◆ Set problem 1 ◆
In the show review below, translate this sentence into French: "He aimed to present the models as protective and fertile, as phantoms of once broken but altogether stronger victims."
◆ Set problem 2 ◆
For each statement, answer yes or no according to the show review below, and quote the words of the review that decide it.
(a) The set is laid out as a pentagram with lines aligned to the five elements.
(b) The phantoms on the screens only whisper.
(c) The critics gave the show wide attention.
◆ Set problem 3 ◆
From the show review below, extract the passage between "The set is designed" and "show can begin.", inclusive.

◆ Extracted text ◆

__________

This, what seems to be a partly neglected show by the critics, is one of my top favourite. Inspired by the witchcraft trial in Salem, where also relatives to Lee were hung, made him explore witchcraft and worship in general, leading to Paganism and the Ancient Egypt. He aimed to present the models as protective and fertile, as phantoms of once broken but altogether stronger victims.
The set is designed as a pagan worship ritual: a pentagram shaping lines aligned to the five different elements. The screens give a beautiful glimpse of these trapped phantoms looking down over us, first whispering then giving away a terrible cry. And with that, the show can begin.

__________

◆ Supplied material ◆
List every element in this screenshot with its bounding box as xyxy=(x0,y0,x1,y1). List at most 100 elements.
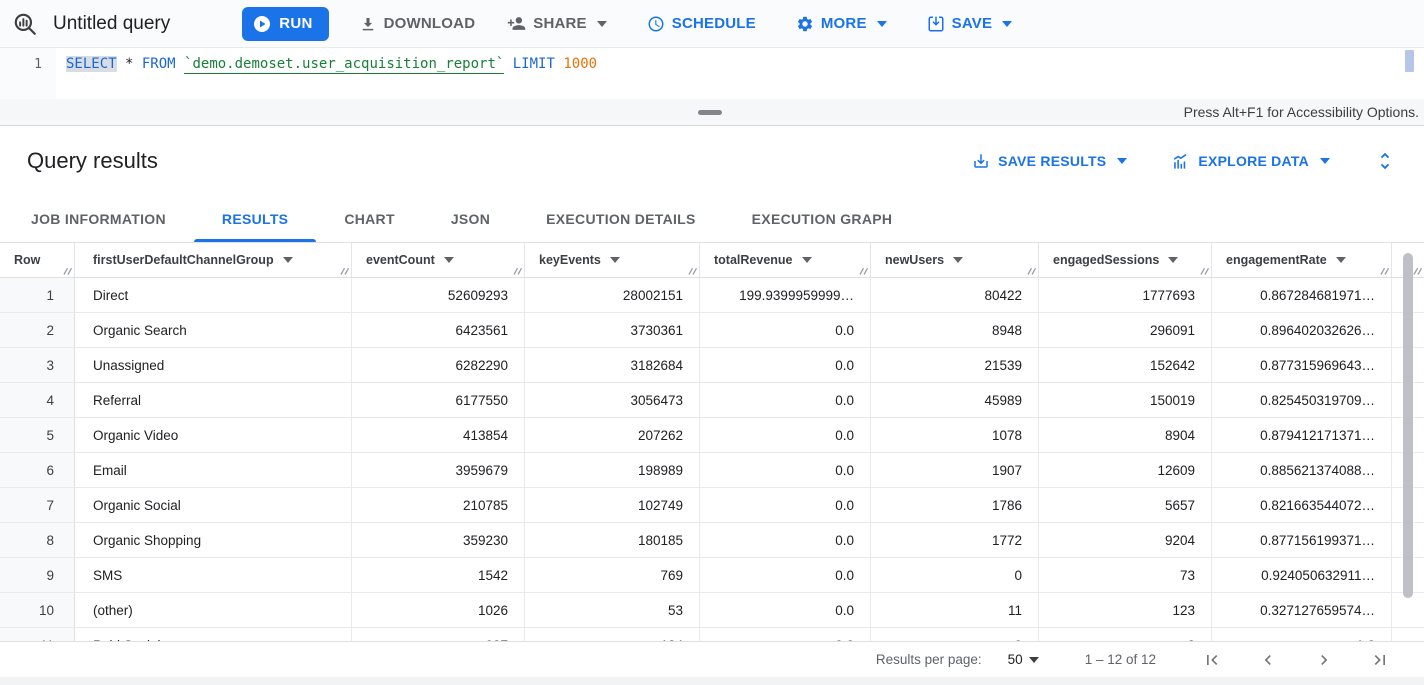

__________

◆ Expected answer 1 ◆
Il cherchait à présenter les mannequins comme protecteurs et fertiles, comme les fantômes de victimes autrefois brisées mais, somme toute, plus fortes.

◆ Expected answer 2 ◆
(a) Yes: "a pentagram shaping lines aligned to the five different elements"
(b) No: "first whispering then giving away a terrible cry"
(c) No: "a partly neglected show by the critics"

◆ Expected answer 3 ◆
The set is designed as a pagan worship ritual: a pentagram shaping lines aligned to the five different elements. The screens give a beautiful glimpse of these trapped phantoms looking down over us, first whispering then giving away a terrible cry. And with that, the show can begin.